# Exercise aim
From the entries provided below, copy each line that contains the word "fazoviy".

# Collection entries
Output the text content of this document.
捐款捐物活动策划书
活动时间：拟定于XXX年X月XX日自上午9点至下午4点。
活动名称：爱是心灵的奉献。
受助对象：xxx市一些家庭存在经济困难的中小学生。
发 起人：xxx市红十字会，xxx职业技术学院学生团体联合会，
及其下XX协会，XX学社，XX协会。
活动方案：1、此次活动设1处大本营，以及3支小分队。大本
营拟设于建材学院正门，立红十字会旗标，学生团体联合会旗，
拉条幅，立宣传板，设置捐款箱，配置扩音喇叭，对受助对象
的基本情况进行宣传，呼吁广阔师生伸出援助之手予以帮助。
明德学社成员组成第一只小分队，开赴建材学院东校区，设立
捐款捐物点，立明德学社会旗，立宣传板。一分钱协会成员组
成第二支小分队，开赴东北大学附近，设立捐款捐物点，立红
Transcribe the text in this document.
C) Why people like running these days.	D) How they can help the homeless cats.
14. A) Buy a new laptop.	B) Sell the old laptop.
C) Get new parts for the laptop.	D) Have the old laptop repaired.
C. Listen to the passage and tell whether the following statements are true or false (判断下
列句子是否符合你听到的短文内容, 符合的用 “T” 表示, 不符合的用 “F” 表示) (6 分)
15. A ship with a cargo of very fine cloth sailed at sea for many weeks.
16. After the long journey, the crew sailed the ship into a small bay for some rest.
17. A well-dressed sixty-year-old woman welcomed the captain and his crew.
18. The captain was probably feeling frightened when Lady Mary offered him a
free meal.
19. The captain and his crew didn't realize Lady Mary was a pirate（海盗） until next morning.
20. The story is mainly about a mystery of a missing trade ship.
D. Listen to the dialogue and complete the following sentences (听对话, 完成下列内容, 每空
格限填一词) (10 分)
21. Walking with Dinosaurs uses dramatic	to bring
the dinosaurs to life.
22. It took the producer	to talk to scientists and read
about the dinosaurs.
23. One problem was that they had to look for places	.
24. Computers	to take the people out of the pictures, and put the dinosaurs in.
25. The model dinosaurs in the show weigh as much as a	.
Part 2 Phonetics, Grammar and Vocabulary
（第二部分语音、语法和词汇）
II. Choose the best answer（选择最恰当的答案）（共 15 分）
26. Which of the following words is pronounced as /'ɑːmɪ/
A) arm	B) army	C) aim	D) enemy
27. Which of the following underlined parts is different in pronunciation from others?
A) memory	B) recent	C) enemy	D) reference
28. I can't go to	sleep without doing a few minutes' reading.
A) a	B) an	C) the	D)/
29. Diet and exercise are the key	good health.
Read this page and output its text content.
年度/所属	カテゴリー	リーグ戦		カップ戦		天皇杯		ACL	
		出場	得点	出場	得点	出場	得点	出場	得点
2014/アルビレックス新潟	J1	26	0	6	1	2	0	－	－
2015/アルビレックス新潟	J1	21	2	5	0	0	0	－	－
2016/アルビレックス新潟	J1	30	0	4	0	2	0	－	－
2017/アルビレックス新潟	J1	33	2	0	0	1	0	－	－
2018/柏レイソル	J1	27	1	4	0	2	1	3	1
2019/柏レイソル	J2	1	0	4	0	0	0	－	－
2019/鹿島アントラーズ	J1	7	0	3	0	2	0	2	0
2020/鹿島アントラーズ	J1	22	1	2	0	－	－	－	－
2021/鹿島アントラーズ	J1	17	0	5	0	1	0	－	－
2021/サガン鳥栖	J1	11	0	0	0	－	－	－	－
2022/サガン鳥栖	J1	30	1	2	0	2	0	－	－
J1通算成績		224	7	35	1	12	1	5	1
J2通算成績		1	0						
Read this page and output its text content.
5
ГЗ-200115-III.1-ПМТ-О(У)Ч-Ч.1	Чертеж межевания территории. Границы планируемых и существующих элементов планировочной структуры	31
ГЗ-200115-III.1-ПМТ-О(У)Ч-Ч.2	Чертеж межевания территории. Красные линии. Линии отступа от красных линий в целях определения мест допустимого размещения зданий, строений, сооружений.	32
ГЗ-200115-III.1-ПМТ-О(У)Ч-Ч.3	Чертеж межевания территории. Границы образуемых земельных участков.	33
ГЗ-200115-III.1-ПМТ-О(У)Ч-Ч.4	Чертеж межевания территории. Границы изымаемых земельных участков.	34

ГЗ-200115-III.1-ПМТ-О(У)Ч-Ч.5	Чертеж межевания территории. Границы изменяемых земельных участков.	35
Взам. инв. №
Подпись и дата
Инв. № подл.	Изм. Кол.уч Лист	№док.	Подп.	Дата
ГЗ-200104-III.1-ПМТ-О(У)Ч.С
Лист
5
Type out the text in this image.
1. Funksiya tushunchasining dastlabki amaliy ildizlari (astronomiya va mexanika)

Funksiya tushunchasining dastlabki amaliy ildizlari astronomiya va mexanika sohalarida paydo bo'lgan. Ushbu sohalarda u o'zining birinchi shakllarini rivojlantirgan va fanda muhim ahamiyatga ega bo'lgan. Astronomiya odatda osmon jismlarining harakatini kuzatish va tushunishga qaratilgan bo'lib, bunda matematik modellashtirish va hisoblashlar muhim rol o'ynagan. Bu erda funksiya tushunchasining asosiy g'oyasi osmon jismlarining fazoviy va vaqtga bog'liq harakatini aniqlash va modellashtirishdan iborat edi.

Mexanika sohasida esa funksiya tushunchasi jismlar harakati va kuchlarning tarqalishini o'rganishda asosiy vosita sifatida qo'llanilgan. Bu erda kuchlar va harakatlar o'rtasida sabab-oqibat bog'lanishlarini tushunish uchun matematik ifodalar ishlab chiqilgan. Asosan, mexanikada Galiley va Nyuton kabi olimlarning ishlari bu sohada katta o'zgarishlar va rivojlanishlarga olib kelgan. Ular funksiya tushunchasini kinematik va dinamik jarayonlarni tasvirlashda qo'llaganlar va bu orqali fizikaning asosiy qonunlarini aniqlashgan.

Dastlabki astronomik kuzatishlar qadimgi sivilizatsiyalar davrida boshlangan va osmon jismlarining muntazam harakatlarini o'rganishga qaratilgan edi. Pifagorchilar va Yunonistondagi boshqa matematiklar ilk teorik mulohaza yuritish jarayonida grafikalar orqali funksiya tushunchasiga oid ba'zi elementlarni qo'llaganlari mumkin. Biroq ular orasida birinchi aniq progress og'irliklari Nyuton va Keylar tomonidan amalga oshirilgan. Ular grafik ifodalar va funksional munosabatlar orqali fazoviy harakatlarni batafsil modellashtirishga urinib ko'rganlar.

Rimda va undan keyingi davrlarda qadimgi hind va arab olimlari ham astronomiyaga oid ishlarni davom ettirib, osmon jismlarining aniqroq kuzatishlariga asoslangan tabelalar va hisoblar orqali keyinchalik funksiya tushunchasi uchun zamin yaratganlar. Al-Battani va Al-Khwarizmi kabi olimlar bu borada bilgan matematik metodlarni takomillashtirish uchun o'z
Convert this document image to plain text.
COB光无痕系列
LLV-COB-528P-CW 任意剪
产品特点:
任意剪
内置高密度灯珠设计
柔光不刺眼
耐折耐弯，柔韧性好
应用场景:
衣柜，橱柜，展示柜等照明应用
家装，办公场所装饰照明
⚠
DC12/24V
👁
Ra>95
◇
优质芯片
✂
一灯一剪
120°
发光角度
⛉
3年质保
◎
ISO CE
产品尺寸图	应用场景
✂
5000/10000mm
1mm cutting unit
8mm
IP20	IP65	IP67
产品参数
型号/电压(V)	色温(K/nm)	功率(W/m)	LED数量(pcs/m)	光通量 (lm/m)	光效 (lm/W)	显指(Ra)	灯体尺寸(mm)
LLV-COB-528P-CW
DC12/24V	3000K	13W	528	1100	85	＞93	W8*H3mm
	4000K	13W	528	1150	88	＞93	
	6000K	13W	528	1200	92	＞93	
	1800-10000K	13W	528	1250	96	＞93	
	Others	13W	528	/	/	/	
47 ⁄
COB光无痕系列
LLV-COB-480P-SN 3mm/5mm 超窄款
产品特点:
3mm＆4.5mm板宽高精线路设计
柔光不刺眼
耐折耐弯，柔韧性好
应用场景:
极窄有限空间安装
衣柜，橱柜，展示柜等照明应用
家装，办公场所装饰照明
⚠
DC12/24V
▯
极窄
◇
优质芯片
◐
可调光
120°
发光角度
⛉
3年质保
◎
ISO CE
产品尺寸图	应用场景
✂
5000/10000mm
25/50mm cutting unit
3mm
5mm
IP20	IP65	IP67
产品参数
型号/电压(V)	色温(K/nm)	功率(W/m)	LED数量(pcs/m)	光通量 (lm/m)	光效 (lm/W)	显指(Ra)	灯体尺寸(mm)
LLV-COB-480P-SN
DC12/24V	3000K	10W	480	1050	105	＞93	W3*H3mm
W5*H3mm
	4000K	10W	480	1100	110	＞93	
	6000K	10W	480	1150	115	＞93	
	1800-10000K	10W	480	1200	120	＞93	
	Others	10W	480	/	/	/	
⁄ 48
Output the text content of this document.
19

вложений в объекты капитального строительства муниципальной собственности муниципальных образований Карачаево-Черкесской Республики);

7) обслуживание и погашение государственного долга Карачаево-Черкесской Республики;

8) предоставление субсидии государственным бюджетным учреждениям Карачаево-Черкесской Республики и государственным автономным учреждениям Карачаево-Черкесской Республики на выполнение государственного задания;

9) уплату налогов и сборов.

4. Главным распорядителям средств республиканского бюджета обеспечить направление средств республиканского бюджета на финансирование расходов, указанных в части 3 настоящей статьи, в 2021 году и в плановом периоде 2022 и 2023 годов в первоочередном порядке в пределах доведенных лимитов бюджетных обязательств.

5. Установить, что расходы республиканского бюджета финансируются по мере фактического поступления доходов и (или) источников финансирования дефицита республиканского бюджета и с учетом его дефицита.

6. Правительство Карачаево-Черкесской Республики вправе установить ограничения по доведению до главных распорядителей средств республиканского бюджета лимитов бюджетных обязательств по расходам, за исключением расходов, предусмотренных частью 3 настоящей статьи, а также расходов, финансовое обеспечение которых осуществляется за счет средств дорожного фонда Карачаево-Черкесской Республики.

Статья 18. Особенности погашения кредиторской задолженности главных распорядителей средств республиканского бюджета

# Answer to this task
Funksiya tushunchasining dastlabki amaliy ildizlari astronomiya va mexanika sohalarida paydo bo'lgan. Ushbu sohalarda u o'zining birinchi shakllarini rivojlantirgan va fanda muhim ahamiyatga ega bo'lgan. Astronomiya odatda osmon jismlarining harakatini kuzatish va tushunishga qaratilgan bo'lib, bunda matematik modellashtirish va hisoblashlar muhim rol o'ynagan. Bu erda funksiya tushunchasining asosiy g'oyasi osmon jismlarining fazoviy va vaqtga bog'liq harakatini aniqlash va modellashtirishdan iborat edi.
Dastlabki astronomik kuzatishlar qadimgi sivilizatsiyalar davrida boshlangan va osmon jismlarining muntazam harakatlarini o'rganishga qaratilgan edi. Pifagorchilar va Yunonistondagi boshqa matematiklar ilk teorik mulohaza yuritish jarayonida grafikalar orqali funksiya tushunchasiga oid ba'zi elementlarni qo'llaganlari mumkin. Biroq ular orasida birinchi aniq progress og'irliklari Nyuton va Keylar tomonidan amalga oshirilgan. Ular grafik ifodalar va funksional munosabatlar orqali fazoviy harakatlarni batafsil modellashtirishga urinib ko'rganlar.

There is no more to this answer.